- **Exercise directions**
Could you extract every entry below and reproduce it exactly?

- **The input**
▼
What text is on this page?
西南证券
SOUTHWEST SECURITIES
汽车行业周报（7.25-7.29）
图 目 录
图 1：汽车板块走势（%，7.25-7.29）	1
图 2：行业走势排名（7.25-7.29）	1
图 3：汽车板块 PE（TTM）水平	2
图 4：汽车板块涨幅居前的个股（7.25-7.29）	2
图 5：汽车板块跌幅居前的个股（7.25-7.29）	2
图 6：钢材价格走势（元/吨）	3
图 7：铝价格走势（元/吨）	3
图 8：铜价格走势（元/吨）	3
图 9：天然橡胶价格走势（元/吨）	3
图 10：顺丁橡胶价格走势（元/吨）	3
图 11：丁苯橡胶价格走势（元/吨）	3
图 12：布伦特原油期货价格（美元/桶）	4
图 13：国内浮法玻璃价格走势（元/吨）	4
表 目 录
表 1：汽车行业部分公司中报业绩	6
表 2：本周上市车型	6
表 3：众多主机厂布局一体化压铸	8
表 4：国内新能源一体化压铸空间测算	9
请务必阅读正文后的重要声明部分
▲
- **Reply to the exercise**
What text is on this page?
西南证券
SOUTHWEST SECURITIES
汽车行业周报（7.25-7.29）
图 目 录
图 1：汽车板块走势（%，7.25-7.29）	1
图 2：行业走势排名（7.25-7.29）	1
图 3：汽车板块 PE（TTM）水平	2
图 4：汽车板块涨幅居前的个股（7.25-7.29）	2
图 5：汽车板块跌幅居前的个股（7.25-7.29）	2
图 6：钢材价格走势（元/吨）	3
图 7：铝价格走势（元/吨）	3
图 8：铜价格走势（元/吨）	3
图 9：天然橡胶价格走势（元/吨）	3
图 10：顺丁橡胶价格走势（元/吨）	3
图 11：丁苯橡胶价格走势（元/吨）	3
图 12：布伦特原油期货价格（美元/桶）	4
图 13：国内浮法玻璃价格走势（元/吨）	4
表 目 录
表 1：汽车行业部分公司中报业绩	6
表 2：本周上市车型	6
表 3：众多主机厂布局一体化压铸	8
表 4：国内新能源一体化压铸空间测算	9
请务必阅读正文后的重要声明部分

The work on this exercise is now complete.